"""

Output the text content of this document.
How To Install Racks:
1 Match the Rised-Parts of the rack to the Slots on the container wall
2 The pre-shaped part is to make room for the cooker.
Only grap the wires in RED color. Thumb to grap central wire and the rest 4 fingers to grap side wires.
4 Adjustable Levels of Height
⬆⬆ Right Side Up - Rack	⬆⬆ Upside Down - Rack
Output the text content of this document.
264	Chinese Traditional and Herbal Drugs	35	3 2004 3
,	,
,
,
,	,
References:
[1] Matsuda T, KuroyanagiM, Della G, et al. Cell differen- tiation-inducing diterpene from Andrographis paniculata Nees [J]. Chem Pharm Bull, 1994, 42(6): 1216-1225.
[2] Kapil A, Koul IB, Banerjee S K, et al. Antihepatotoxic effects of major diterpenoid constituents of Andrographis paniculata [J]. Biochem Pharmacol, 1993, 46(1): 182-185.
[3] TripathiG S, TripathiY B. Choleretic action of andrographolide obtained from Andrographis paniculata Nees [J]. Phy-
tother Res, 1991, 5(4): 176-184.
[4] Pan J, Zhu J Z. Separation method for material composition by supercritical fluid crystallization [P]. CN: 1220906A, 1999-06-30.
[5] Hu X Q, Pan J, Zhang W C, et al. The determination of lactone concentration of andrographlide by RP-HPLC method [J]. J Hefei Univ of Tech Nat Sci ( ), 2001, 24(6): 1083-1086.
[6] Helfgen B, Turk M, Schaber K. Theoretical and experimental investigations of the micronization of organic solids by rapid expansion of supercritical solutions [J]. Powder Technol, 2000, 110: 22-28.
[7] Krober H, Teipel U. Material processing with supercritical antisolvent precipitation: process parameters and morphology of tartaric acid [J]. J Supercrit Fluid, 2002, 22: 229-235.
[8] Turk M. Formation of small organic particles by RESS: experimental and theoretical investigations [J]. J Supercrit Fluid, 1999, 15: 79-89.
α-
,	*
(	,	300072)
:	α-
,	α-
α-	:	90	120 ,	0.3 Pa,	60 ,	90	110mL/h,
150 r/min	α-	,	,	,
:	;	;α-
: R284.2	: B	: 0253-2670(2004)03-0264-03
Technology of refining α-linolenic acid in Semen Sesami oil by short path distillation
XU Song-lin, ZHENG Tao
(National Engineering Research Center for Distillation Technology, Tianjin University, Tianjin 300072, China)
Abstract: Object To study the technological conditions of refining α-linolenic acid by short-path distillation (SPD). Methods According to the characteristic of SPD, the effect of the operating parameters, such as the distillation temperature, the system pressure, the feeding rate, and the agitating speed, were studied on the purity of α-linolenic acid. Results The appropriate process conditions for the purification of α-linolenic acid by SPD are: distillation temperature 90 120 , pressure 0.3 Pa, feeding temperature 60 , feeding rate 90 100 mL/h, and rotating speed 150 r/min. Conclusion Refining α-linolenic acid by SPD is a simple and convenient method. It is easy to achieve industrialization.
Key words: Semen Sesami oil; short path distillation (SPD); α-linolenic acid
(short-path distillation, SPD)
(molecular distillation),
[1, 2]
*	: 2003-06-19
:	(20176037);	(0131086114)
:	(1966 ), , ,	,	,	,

"""

To be done:
Copy every record exactly as presented.

Final answer:
Output the text content of this document.
How To Install Racks:
1 Match the Rised-Parts of the rack to the Slots on the container wall
2 The pre-shaped part is to make room for the cooker.
Only grap the wires in RED color. Thumb to grap central wire and the rest 4 fingers to grap side wires.
4 Adjustable Levels of Height
⬆⬆ Right Side Up - Rack	⬆⬆ Upside Down - Rack
Output the text content of this document.
264	Chinese Traditional and Herbal Drugs	35	3 2004 3
,	,
,
,
,	,
References:
[1] Matsuda T, KuroyanagiM, Della G, et al. Cell differen- tiation-inducing diterpene from Andrographis paniculata Nees [J]. Chem Pharm Bull, 1994, 42(6): 1216-1225.
[2] Kapil A, Koul IB, Banerjee S K, et al. Antihepatotoxic effects of major diterpenoid constituents of Andrographis paniculata [J]. Biochem Pharmacol, 1993, 46(1): 182-185.
[3] TripathiG S, TripathiY B. Choleretic action of andrographolide obtained from Andrographis paniculata Nees [J]. Phy-
tother Res, 1991, 5(4): 176-184.
[4] Pan J, Zhu J Z. Separation method for material composition by supercritical fluid crystallization [P]. CN: 1220906A, 1999-06-30.
[5] Hu X Q, Pan J, Zhang W C, et al. The determination of lactone concentration of andrographlide by RP-HPLC method [J]. J Hefei Univ of Tech Nat Sci ( ), 2001, 24(6): 1083-1086.
[6] Helfgen B, Turk M, Schaber K. Theoretical and experimental investigations of the micronization of organic solids by rapid expansion of supercritical solutions [J]. Powder Technol, 2000, 110: 22-28.
[7] Krober H, Teipel U. Material processing with supercritical antisolvent precipitation: process parameters and morphology of tartaric acid [J]. J Supercrit Fluid, 2002, 22: 229-235.
[8] Turk M. Formation of small organic particles by RESS: experimental and theoretical investigations [J]. J Supercrit Fluid, 1999, 15: 79-89.
α-
,	*
(	,	300072)
:	α-
,	α-
α-	:	90	120 ,	0.3 Pa,	60 ,	90	110mL/h,
150 r/min	α-	,	,	,
:	;	;α-
: R284.2	: B	: 0253-2670(2004)03-0264-03
Technology of refining α-linolenic acid in Semen Sesami oil by short path distillation
XU Song-lin, ZHENG Tao
(National Engineering Research Center for Distillation Technology, Tianjin University, Tianjin 300072, China)
Abstract: Object To study the technological conditions of refining α-linolenic acid by short-path distillation (SPD). Methods According to the characteristic of SPD, the effect of the operating parameters, such as the distillation temperature, the system pressure, the feeding rate, and the agitating speed, were studied on the purity of α-linolenic acid. Results The appropriate process conditions for the purification of α-linolenic acid by SPD are: distillation temperature 90 120 , pressure 0.3 Pa, feeding temperature 60 , feeding rate 90 100 mL/h, and rotating speed 150 r/min. Conclusion Refining α-linolenic acid by SPD is a simple and convenient method. It is easy to achieve industrialization.
Key words: Semen Sesami oil; short path distillation (SPD); α-linolenic acid
(short-path distillation, SPD)
(molecular distillation),
[1, 2]
*	: 2003-06-19
:	(20176037);	(0131086114)
:	(1966 ), , ,	,	,	,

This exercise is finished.